Copy out each line of the material in which the word "GEFS" appears.

***** Data

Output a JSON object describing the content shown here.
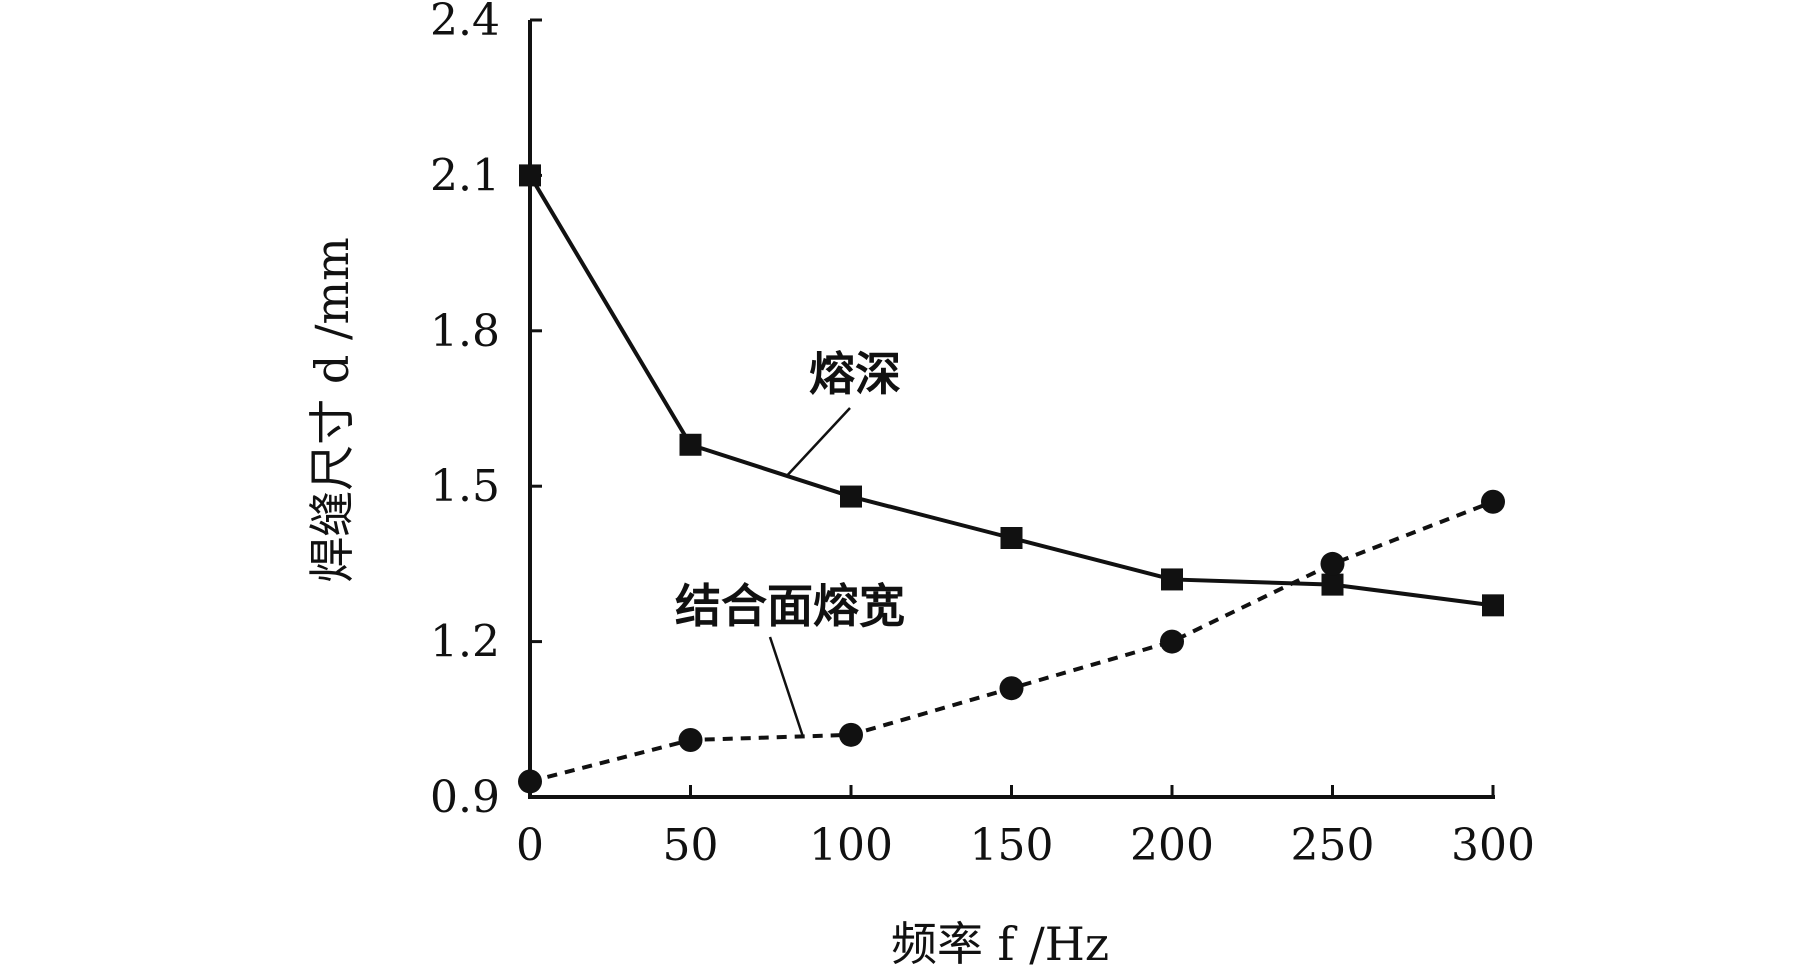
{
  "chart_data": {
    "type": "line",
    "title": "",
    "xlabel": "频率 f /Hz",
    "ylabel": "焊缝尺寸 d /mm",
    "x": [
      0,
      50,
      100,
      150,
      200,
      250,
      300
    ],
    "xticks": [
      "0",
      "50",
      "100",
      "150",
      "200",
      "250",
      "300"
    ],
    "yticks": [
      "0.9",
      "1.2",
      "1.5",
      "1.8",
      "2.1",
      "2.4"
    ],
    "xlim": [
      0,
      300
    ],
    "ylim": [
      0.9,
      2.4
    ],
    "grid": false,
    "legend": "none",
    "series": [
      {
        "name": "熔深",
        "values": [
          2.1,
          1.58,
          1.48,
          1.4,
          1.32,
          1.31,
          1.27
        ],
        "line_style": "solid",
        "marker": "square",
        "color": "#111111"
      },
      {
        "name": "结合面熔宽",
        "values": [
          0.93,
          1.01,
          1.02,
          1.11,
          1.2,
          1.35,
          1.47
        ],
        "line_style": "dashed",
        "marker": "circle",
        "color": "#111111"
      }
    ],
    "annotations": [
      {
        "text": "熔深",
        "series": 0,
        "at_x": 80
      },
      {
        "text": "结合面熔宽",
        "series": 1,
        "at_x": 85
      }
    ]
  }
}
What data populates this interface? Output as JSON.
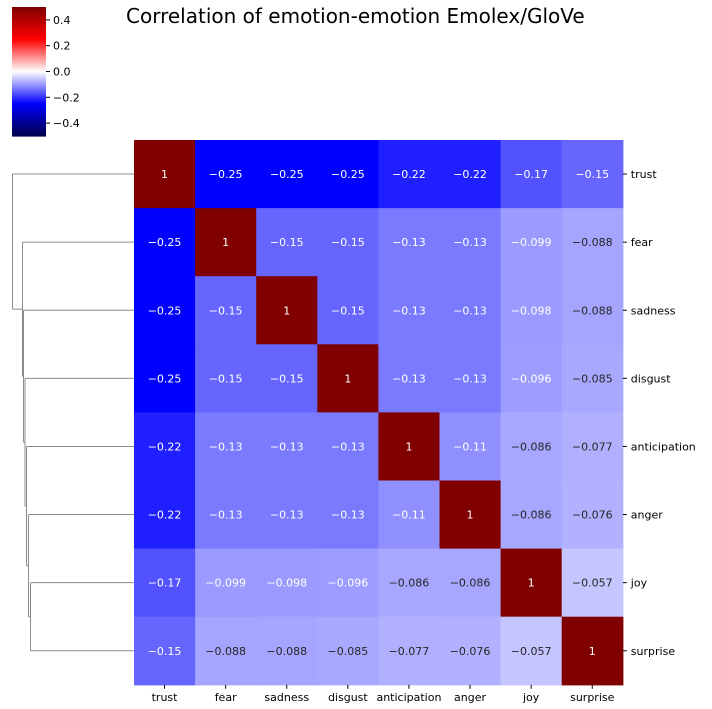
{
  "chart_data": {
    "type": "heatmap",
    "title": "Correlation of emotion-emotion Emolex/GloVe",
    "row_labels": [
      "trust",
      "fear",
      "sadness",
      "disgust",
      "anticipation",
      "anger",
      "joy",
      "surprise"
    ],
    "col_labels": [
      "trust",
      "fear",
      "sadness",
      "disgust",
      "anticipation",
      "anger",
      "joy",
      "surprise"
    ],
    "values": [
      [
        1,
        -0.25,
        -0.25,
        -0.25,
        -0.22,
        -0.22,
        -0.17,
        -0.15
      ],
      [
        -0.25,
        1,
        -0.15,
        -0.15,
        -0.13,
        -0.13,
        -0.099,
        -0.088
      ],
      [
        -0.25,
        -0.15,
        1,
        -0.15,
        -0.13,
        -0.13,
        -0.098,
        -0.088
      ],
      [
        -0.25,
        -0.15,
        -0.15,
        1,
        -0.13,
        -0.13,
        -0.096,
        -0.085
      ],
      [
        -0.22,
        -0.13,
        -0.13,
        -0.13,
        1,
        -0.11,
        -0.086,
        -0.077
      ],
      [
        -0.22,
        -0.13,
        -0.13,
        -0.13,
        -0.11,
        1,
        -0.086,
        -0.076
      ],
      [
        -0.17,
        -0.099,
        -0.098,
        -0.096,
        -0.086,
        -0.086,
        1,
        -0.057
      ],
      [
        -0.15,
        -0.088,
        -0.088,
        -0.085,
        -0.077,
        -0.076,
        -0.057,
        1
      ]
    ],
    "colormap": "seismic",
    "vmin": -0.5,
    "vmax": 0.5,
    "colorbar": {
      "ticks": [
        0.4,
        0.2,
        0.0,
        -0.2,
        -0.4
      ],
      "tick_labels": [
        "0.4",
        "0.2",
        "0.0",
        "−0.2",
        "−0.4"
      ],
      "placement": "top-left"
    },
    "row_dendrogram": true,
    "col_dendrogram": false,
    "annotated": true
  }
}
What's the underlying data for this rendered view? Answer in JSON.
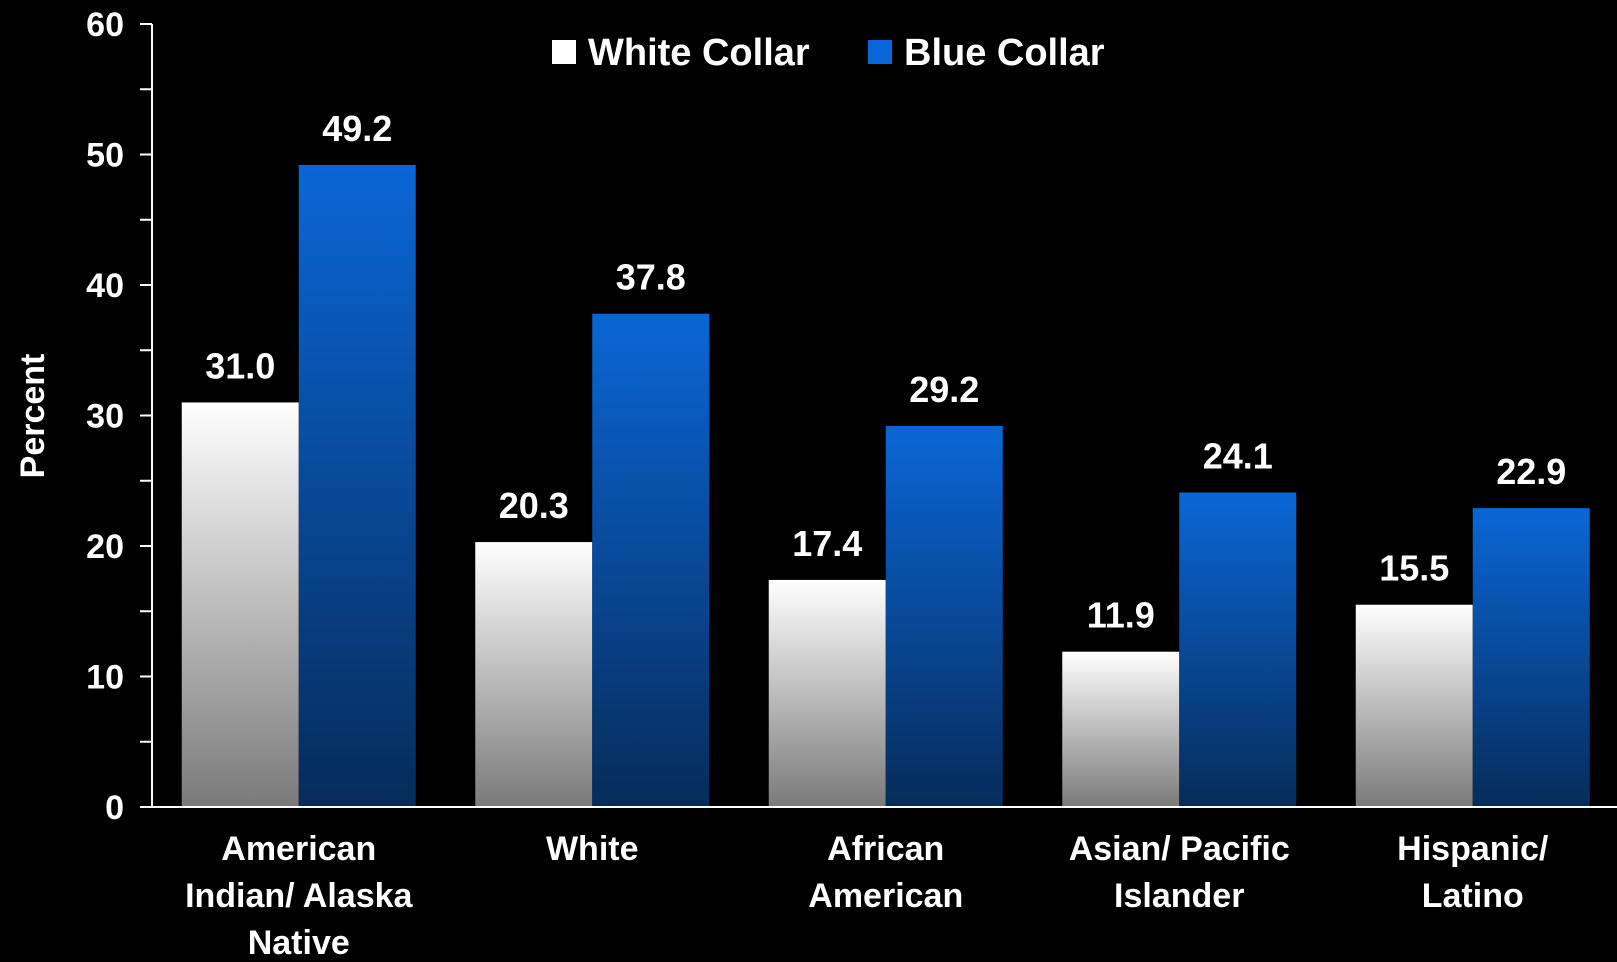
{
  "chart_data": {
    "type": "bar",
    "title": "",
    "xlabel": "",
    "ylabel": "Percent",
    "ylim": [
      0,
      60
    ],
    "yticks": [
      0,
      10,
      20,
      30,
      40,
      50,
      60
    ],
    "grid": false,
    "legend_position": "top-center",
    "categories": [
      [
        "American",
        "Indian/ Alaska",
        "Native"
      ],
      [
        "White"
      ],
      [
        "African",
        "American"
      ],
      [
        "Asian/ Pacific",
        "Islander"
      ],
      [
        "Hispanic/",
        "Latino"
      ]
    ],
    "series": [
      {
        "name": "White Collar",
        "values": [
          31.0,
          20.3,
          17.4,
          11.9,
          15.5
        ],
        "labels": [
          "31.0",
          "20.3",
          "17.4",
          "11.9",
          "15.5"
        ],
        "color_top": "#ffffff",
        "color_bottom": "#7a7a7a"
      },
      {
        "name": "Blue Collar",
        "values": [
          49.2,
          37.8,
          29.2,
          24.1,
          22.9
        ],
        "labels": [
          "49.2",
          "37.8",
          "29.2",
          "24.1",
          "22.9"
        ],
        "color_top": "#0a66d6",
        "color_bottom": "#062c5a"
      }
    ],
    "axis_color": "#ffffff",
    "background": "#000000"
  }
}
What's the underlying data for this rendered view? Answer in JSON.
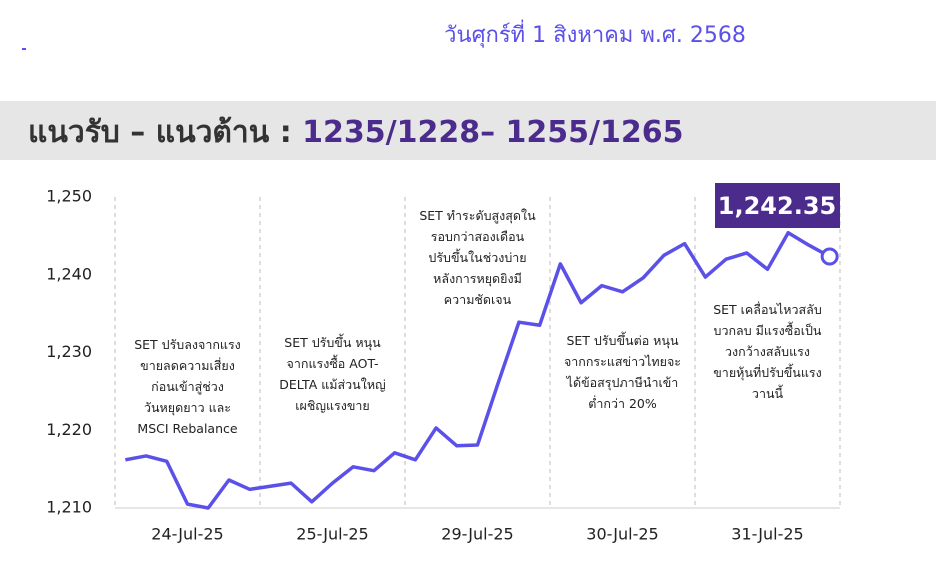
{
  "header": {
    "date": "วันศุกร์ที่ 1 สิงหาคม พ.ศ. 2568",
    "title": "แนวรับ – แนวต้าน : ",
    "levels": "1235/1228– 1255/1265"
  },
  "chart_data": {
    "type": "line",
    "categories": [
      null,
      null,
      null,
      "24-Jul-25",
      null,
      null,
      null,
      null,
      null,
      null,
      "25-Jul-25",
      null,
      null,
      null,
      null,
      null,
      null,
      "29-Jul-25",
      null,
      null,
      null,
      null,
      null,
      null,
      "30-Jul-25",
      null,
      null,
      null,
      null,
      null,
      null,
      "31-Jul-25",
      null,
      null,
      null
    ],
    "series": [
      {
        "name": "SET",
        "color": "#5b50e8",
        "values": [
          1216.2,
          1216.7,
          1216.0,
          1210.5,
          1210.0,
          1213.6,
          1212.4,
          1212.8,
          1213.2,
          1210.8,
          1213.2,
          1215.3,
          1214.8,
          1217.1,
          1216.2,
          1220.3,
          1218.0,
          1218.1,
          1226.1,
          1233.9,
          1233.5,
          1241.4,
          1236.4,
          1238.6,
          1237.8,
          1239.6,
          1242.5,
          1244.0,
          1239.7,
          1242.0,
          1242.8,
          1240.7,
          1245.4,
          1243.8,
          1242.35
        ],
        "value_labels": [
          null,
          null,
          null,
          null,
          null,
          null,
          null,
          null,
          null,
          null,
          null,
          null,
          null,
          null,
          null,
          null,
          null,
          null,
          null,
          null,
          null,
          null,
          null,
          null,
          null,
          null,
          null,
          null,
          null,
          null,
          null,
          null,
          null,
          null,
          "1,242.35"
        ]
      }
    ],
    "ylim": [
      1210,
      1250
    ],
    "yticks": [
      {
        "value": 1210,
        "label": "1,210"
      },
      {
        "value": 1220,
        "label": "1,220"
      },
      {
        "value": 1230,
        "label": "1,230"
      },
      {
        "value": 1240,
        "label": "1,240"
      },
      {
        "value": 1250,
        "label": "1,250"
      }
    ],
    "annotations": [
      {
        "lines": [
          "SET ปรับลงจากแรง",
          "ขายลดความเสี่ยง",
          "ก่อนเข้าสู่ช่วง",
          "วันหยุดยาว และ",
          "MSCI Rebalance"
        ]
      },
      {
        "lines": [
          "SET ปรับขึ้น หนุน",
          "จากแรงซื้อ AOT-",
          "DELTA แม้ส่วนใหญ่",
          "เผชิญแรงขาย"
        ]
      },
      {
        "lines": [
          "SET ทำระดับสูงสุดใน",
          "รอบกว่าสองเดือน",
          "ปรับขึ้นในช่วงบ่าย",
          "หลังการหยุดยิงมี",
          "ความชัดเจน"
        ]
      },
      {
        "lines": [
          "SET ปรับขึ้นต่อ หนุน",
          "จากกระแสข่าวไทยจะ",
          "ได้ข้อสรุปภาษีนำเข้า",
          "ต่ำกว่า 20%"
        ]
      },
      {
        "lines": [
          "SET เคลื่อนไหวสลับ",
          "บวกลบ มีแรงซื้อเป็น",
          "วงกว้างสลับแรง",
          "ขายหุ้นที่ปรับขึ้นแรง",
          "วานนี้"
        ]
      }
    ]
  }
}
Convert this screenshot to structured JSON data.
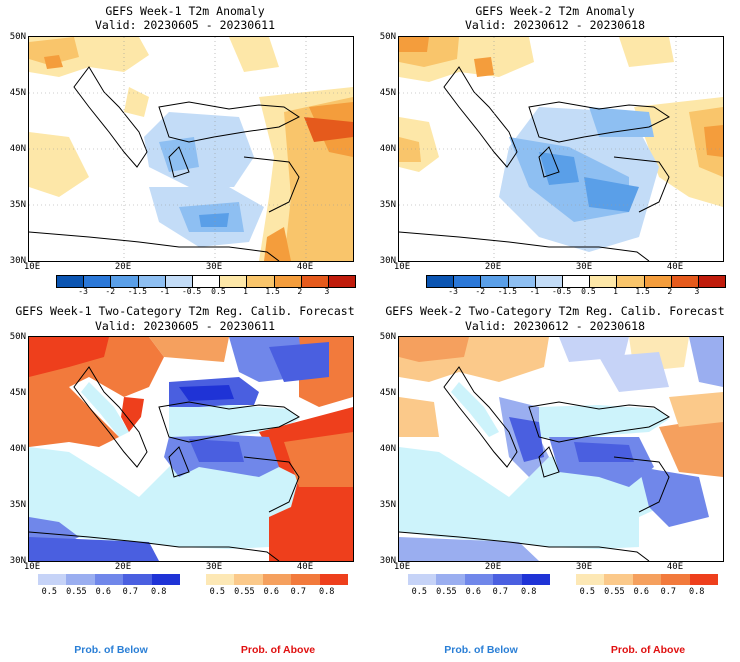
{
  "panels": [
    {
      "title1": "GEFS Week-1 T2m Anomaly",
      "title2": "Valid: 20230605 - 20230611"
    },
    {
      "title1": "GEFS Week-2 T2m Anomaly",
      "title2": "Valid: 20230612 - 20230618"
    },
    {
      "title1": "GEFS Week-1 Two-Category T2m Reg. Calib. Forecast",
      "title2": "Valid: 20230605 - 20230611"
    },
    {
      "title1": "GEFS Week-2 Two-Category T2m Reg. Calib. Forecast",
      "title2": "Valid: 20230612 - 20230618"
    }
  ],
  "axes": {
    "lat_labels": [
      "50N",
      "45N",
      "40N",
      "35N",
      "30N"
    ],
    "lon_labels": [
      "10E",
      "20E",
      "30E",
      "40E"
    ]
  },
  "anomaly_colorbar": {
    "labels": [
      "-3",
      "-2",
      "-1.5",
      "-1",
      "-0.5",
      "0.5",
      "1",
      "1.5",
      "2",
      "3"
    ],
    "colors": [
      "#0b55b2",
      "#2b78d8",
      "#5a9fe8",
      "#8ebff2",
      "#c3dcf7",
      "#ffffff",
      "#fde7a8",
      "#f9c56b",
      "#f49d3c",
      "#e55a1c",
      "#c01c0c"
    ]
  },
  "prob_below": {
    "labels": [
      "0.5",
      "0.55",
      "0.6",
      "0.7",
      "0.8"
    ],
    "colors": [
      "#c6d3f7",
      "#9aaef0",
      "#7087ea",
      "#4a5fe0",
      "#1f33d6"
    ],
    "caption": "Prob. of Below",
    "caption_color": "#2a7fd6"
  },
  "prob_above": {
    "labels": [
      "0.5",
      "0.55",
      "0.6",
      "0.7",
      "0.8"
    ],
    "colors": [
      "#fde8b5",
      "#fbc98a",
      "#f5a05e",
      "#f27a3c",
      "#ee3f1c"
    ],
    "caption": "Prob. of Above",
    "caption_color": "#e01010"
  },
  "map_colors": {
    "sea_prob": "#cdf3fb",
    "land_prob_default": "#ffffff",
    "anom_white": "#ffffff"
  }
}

**********

Solution –
      "title1": "GEFS Week-1 T2m Anomaly",
      "title1": "GEFS Week-2 T2m Anomaly",
      "title1": "GEFS Week-1 Two-Category T2m Reg. Calib. Forecast",
      "title1": "GEFS Week-2 Two-Category T2m Reg. Calib. Forecast",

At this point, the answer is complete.